+++ SUPPLIED MATERIAL

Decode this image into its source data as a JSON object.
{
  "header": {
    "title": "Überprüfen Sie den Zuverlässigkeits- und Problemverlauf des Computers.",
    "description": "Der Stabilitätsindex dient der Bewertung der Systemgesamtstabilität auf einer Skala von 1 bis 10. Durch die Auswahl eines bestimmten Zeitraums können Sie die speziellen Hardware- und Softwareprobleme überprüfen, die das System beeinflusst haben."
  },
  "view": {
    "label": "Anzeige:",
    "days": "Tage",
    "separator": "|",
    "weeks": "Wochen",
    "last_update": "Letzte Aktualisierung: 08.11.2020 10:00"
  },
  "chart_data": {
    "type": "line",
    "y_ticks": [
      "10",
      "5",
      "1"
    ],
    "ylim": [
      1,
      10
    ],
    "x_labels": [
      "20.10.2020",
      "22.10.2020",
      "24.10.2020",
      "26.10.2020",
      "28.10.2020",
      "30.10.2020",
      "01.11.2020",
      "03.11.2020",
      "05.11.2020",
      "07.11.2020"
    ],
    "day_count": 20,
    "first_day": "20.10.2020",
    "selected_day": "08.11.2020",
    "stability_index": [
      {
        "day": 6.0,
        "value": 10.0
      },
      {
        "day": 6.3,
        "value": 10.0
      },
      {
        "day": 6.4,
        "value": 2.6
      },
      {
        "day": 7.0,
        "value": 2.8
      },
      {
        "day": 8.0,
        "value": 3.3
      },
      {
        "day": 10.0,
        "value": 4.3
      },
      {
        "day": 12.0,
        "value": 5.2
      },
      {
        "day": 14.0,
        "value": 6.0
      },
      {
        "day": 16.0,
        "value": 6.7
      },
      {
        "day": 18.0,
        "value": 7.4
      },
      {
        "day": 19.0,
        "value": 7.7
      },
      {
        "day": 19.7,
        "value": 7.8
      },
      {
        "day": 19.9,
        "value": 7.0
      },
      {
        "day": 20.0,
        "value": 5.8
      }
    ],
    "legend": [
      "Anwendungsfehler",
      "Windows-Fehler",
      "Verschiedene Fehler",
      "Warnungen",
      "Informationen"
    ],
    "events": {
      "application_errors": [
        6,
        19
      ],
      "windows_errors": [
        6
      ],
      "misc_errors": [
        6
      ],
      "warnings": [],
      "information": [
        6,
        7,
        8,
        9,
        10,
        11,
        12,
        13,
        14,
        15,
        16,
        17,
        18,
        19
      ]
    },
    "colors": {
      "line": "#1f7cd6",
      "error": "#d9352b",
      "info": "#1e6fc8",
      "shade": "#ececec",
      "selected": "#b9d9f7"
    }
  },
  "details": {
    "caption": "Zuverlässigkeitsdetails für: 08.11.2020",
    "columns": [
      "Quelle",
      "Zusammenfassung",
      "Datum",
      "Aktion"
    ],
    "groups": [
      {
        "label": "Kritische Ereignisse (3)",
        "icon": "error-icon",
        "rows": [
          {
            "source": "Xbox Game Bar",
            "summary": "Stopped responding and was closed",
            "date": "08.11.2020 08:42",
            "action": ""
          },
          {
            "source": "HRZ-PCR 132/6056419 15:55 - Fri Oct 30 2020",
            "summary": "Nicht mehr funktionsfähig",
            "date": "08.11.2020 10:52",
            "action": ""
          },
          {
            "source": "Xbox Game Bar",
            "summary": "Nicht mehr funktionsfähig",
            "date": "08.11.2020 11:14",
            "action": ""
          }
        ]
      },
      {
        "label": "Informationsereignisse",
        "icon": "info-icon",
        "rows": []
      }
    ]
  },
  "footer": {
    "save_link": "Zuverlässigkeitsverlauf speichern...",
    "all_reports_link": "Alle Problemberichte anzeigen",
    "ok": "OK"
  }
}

++++++

• **WORK TO DO**: Copy the material above back out, exactly as written.

• **THE COMPLETED TASK**:
Decode this image into its source data as a JSON object.
{
  "header": {
    "title": "Überprüfen Sie den Zuverlässigkeits- und Problemverlauf des Computers.",
    "description": "Der Stabilitätsindex dient der Bewertung der Systemgesamtstabilität auf einer Skala von 1 bis 10. Durch die Auswahl eines bestimmten Zeitraums können Sie die speziellen Hardware- und Softwareprobleme überprüfen, die das System beeinflusst haben."
  },
  "view": {
    "label": "Anzeige:",
    "days": "Tage",
    "separator": "|",
    "weeks": "Wochen",
    "last_update": "Letzte Aktualisierung: 08.11.2020 10:00"
  },
  "chart_data": {
    "type": "line",
    "y_ticks": [
      "10",
      "5",
      "1"
    ],
    "ylim": [
      1,
      10
    ],
    "x_labels": [
      "20.10.2020",
      "22.10.2020",
      "24.10.2020",
      "26.10.2020",
      "28.10.2020",
      "30.10.2020",
      "01.11.2020",
      "03.11.2020",
      "05.11.2020",
      "07.11.2020"
    ],
    "day_count": 20,
    "first_day": "20.10.2020",
    "selected_day": "08.11.2020",
    "stability_index": [
      {
        "day": 6.0,
        "value": 10.0
      },
      {
        "day": 6.3,
        "value": 10.0
      },
      {
        "day": 6.4,
        "value": 2.6
      },
      {
        "day": 7.0,
        "value": 2.8
      },
      {
        "day": 8.0,
        "value": 3.3
      },
      {
        "day": 10.0,
        "value": 4.3
      },
      {
        "day": 12.0,
        "value": 5.2
      },
      {
        "day": 14.0,
        "value": 6.0
      },
      {
        "day": 16.0,
        "value": 6.7
      },
      {
        "day": 18.0,
        "value": 7.4
      },
      {
        "day": 19.0,
        "value": 7.7
      },
      {
        "day": 19.7,
        "value": 7.8
      },
      {
        "day": 19.9,
        "value": 7.0
      },
      {
        "day": 20.0,
        "value": 5.8
      }
    ],
    "legend": [
      "Anwendungsfehler",
      "Windows-Fehler",
      "Verschiedene Fehler",
      "Warnungen",
      "Informationen"
    ],
    "events": {
      "application_errors": [
        6,
        19
      ],
      "windows_errors": [
        6
      ],
      "misc_errors": [
        6
      ],
      "warnings": [],
      "information": [
        6,
        7,
        8,
        9,
        10,
        11,
        12,
        13,
        14,
        15,
        16,
        17,
        18,
        19
      ]
    },
    "colors": {
      "line": "#1f7cd6",
      "error": "#d9352b",
      "info": "#1e6fc8",
      "shade": "#ececec",
      "selected": "#b9d9f7"
    }
  },
  "details": {
    "caption": "Zuverlässigkeitsdetails für: 08.11.2020",
    "columns": [
      "Quelle",
      "Zusammenfassung",
      "Datum",
      "Aktion"
    ],
    "groups": [
      {
        "label": "Kritische Ereignisse (3)",
        "icon": "error-icon",
        "rows": [
          {
            "source": "Xbox Game Bar",
            "summary": "Stopped responding and was closed",
            "date": "08.11.2020 08:42",
            "action": ""
          },
          {
            "source": "HRZ-PCR 132/6056419 15:55 - Fri Oct 30 2020",
            "summary": "Nicht mehr funktionsfähig",
            "date": "08.11.2020 10:52",
            "action": ""
          },
          {
            "source": "Xbox Game Bar",
            "summary": "Nicht mehr funktionsfähig",
            "date": "08.11.2020 11:14",
            "action": ""
          }
        ]
      },
      {
        "label": "Informationsereignisse",
        "icon": "info-icon",
        "rows": []
      }
    ]
  },
  "footer": {
    "save_link": "Zuverlässigkeitsverlauf speichern...",
    "all_reports_link": "Alle Problemberichte anzeigen",
    "ok": "OK"
  }
}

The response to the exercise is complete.